[Dataset entries on figures]
»»

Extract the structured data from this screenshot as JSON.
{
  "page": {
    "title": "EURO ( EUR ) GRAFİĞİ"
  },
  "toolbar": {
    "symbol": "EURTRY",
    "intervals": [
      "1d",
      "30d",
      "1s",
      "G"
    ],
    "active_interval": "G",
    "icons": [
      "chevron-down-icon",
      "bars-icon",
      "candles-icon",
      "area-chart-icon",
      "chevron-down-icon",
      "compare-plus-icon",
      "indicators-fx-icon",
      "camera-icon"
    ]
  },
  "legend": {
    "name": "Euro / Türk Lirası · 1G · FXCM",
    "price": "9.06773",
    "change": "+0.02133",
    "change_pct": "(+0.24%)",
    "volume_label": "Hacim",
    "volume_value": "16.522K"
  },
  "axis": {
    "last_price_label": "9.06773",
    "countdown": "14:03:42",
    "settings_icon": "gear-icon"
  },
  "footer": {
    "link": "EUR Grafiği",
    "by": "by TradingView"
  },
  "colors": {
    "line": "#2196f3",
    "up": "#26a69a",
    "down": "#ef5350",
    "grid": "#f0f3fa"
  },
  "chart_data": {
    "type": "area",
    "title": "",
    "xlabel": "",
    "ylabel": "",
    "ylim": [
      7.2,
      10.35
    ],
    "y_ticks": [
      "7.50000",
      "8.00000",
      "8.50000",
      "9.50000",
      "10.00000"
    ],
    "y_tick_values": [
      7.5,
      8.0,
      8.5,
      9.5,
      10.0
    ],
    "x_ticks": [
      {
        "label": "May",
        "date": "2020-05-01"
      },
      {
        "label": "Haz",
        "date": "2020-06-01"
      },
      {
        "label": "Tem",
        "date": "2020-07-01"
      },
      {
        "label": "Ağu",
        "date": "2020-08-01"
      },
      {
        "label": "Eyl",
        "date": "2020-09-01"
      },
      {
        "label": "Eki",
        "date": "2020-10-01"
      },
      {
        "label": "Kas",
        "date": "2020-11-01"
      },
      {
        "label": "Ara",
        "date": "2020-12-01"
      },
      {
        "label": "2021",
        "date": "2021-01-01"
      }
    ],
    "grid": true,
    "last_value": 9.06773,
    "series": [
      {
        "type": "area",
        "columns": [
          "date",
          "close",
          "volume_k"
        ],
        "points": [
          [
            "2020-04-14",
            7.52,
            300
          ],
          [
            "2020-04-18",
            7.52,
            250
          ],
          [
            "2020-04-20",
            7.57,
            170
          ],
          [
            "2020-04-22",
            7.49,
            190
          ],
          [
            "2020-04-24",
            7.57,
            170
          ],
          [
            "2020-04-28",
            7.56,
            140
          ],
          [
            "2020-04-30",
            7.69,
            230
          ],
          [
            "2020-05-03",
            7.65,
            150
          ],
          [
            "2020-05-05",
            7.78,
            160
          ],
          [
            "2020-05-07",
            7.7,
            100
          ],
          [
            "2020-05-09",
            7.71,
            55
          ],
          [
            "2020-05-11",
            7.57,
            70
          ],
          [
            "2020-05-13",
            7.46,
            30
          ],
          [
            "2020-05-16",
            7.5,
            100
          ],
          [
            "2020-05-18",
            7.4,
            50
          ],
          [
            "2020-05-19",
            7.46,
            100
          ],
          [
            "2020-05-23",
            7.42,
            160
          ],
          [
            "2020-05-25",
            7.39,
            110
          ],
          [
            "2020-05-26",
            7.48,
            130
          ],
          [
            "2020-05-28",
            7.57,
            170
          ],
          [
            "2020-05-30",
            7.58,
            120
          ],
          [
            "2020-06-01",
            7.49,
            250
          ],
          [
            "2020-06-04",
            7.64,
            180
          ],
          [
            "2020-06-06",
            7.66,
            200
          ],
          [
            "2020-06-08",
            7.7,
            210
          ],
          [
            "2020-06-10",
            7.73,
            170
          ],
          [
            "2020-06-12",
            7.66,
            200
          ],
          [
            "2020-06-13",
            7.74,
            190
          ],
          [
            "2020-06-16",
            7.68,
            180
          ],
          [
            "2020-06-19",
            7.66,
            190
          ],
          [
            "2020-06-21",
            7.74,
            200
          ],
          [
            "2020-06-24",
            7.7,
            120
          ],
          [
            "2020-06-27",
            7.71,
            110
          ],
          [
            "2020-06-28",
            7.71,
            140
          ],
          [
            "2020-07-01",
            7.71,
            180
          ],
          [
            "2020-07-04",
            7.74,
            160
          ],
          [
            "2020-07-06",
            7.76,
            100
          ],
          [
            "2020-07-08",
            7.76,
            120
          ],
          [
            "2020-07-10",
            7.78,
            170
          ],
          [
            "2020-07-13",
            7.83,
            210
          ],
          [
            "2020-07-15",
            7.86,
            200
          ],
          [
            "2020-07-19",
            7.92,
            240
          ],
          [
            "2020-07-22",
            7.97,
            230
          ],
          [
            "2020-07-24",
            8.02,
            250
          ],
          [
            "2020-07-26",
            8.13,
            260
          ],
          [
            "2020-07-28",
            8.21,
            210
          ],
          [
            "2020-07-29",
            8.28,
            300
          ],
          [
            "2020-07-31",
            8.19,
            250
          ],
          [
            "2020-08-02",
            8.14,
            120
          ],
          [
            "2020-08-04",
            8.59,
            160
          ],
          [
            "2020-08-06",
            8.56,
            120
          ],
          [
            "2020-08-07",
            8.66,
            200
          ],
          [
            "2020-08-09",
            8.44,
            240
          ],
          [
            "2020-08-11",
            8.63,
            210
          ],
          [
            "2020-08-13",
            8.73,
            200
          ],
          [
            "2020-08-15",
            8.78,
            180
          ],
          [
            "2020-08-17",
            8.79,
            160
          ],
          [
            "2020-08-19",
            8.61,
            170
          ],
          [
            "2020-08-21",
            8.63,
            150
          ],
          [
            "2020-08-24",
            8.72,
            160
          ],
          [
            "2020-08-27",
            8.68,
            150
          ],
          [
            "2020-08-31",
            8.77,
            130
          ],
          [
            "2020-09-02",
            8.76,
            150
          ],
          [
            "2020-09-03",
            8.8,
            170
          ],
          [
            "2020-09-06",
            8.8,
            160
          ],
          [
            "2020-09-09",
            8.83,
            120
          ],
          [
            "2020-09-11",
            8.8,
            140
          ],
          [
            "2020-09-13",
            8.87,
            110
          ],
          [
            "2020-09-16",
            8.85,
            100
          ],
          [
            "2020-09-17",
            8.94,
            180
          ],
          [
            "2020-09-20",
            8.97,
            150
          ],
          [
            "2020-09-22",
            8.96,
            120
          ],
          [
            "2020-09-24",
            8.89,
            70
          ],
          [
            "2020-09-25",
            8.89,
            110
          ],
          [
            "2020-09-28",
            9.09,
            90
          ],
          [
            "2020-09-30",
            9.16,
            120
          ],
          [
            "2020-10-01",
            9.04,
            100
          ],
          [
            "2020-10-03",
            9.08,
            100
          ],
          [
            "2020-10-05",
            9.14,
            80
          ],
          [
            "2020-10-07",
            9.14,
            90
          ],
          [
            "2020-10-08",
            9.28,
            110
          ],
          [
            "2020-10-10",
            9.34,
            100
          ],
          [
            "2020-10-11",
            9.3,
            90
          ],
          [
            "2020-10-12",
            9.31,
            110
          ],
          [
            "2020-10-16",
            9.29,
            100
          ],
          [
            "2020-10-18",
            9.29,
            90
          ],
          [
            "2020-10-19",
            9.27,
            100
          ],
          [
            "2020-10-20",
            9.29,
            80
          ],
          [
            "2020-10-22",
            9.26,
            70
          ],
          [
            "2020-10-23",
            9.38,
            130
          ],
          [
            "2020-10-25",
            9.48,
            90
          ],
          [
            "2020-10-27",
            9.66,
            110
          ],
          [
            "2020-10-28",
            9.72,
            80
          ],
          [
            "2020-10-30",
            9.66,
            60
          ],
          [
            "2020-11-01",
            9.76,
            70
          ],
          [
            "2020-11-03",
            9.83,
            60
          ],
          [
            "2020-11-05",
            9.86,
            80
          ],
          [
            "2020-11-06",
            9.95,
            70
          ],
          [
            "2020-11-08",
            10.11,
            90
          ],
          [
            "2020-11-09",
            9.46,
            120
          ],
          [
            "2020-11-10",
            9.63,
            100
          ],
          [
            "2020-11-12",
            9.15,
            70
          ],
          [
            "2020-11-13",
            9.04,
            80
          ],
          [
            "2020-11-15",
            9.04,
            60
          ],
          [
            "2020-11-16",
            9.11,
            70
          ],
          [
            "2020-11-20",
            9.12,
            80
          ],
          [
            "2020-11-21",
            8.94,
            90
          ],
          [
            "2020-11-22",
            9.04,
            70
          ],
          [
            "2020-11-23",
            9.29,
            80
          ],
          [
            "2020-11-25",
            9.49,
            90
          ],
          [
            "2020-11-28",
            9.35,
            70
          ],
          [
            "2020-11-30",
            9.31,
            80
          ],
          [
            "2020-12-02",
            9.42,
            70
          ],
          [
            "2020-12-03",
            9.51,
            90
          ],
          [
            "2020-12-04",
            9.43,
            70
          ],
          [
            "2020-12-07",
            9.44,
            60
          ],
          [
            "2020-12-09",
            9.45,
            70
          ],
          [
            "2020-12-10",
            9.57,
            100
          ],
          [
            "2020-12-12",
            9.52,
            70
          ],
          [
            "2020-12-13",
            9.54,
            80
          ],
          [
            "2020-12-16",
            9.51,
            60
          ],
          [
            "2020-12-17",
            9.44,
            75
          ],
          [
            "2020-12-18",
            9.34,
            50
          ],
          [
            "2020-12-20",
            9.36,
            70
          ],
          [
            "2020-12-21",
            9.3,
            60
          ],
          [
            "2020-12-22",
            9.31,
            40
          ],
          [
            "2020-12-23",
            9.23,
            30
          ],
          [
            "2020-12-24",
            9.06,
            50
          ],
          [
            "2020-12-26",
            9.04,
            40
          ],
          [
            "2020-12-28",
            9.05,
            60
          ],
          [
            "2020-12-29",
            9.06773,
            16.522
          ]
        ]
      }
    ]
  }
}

««

Brief: Pull out all lines of the data with the string "date".

Task result:
        "date": "2020-05-01"
        "date": "2020-06-01"
        "date": "2020-07-01"
        "date": "2020-08-01"
        "date": "2020-09-01"
        "date": "2020-10-01"
        "date": "2020-11-01"
        "date": "2020-12-01"
        "date": "2021-01-01"
          "date",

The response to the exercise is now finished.